** START OF SUPPLIED INFORMATION **

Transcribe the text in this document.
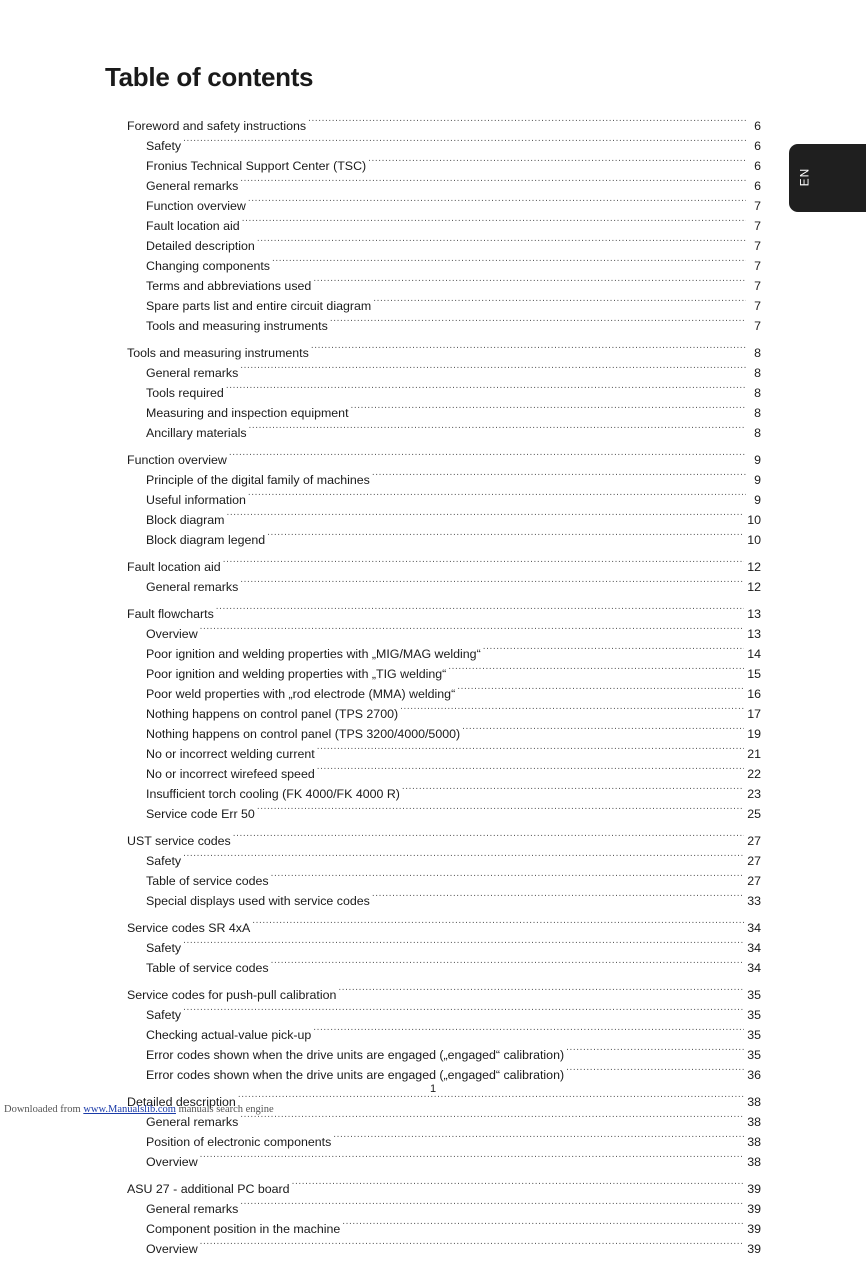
Table of contents
Foreword and safety instructions .....	6
Safety .....	6
Fronius Technical Support Center (TSC) .....	6
General remarks .....	6
Function overview .....	7
Fault location aid .....	7
Detailed description .....	7
Changing components .....	7
Terms and abbreviations used .....	7
Spare parts list and entire circuit diagram .....	7
Tools and measuring instruments .....	7
Tools and measuring instruments .....	8
General remarks .....	8
Tools required .....	8
Measuring and inspection equipment .....	8
Ancillary materials .....	8
Function overview .....	9
Principle of the digital family of machines .....	9
Useful information .....	9
Block diagram .....	10
Block diagram legend .....	10
Fault location aid .....	12
General remarks .....	12
Fault flowcharts .....	13
Overview .....	13
Poor ignition and welding properties with „MIG/MAG welding“ .....	14
Poor ignition and welding properties with „TIG welding“ .....	15
Poor weld properties with „rod electrode (MMA) welding“ .....	16
Nothing happens on control panel (TPS 2700) .....	17
Nothing happens on control panel (TPS 3200/4000/5000) .....	19
No or incorrect welding current .....	21
No or incorrect wirefeed speed .....	22
Insufficient torch cooling (FK 4000/FK 4000 R) .....	23
Service code Err 50 .....	25
UST service codes .....	27
Safety .....	27
Table of service codes .....	27
Special displays used with service codes .....	33
Service codes SR 4xA .....	34
Safety .....	34
Table of service codes .....	34
Service codes for push-pull calibration .....	35
Safety .....	35
Checking actual-value pick-up .....	35
Error codes shown when the drive units are engaged („engaged“ calibration) .....	35
Error codes shown when the drive units are engaged („engaged“ calibration) .....	36
Detailed description .....	38
General remarks .....	38
Position of electronic components .....	38
Overview .....	38
ASU 27 - additional PC board .....	39
General remarks .....	39
Component position in the machine .....	39
Overview .....	39
EN
1
Downloaded from www.Manualslib.com manuals search engine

** END OF SUPPLIED INFORMATION **

__EXERCISE TASK__: Omit the pictures, and quote the material above exactly as given.

__SOLUTION__:
Transcribe the text in this document.
Table of contents
Foreword and safety instructions .....	6
Safety .....	6
Fronius Technical Support Center (TSC) .....	6
General remarks .....	6
Function overview .....	7
Fault location aid .....	7
Detailed description .....	7
Changing components .....	7
Terms and abbreviations used .....	7
Spare parts list and entire circuit diagram .....	7
Tools and measuring instruments .....	7
Tools and measuring instruments .....	8
General remarks .....	8
Tools required .....	8
Measuring and inspection equipment .....	8
Ancillary materials .....	8
Function overview .....	9
Principle of the digital family of machines .....	9
Useful information .....	9
Block diagram .....	10
Block diagram legend .....	10
Fault location aid .....	12
General remarks .....	12
Fault flowcharts .....	13
Overview .....	13
Poor ignition and welding properties with „MIG/MAG welding“ .....	14
Poor ignition and welding properties with „TIG welding“ .....	15
Poor weld properties with „rod electrode (MMA) welding“ .....	16
Nothing happens on control panel (TPS 2700) .....	17
Nothing happens on control panel (TPS 3200/4000/5000) .....	19
No or incorrect welding current .....	21
No or incorrect wirefeed speed .....	22
Insufficient torch cooling (FK 4000/FK 4000 R) .....	23
Service code Err 50 .....	25
UST service codes .....	27
Safety .....	27
Table of service codes .....	27
Special displays used with service codes .....	33
Service codes SR 4xA .....	34
Safety .....	34
Table of service codes .....	34
Service codes for push-pull calibration .....	35
Safety .....	35
Checking actual-value pick-up .....	35
Error codes shown when the drive units are engaged („engaged“ calibration) .....	35
Error codes shown when the drive units are engaged („engaged“ calibration) .....	36
Detailed description .....	38
General remarks .....	38
Position of electronic components .....	38
Overview .....	38
ASU 27 - additional PC board .....	39
General remarks .....	39
Component position in the machine .....	39
Overview .....	39
EN
1
Downloaded from www.Manualslib.com manuals search engine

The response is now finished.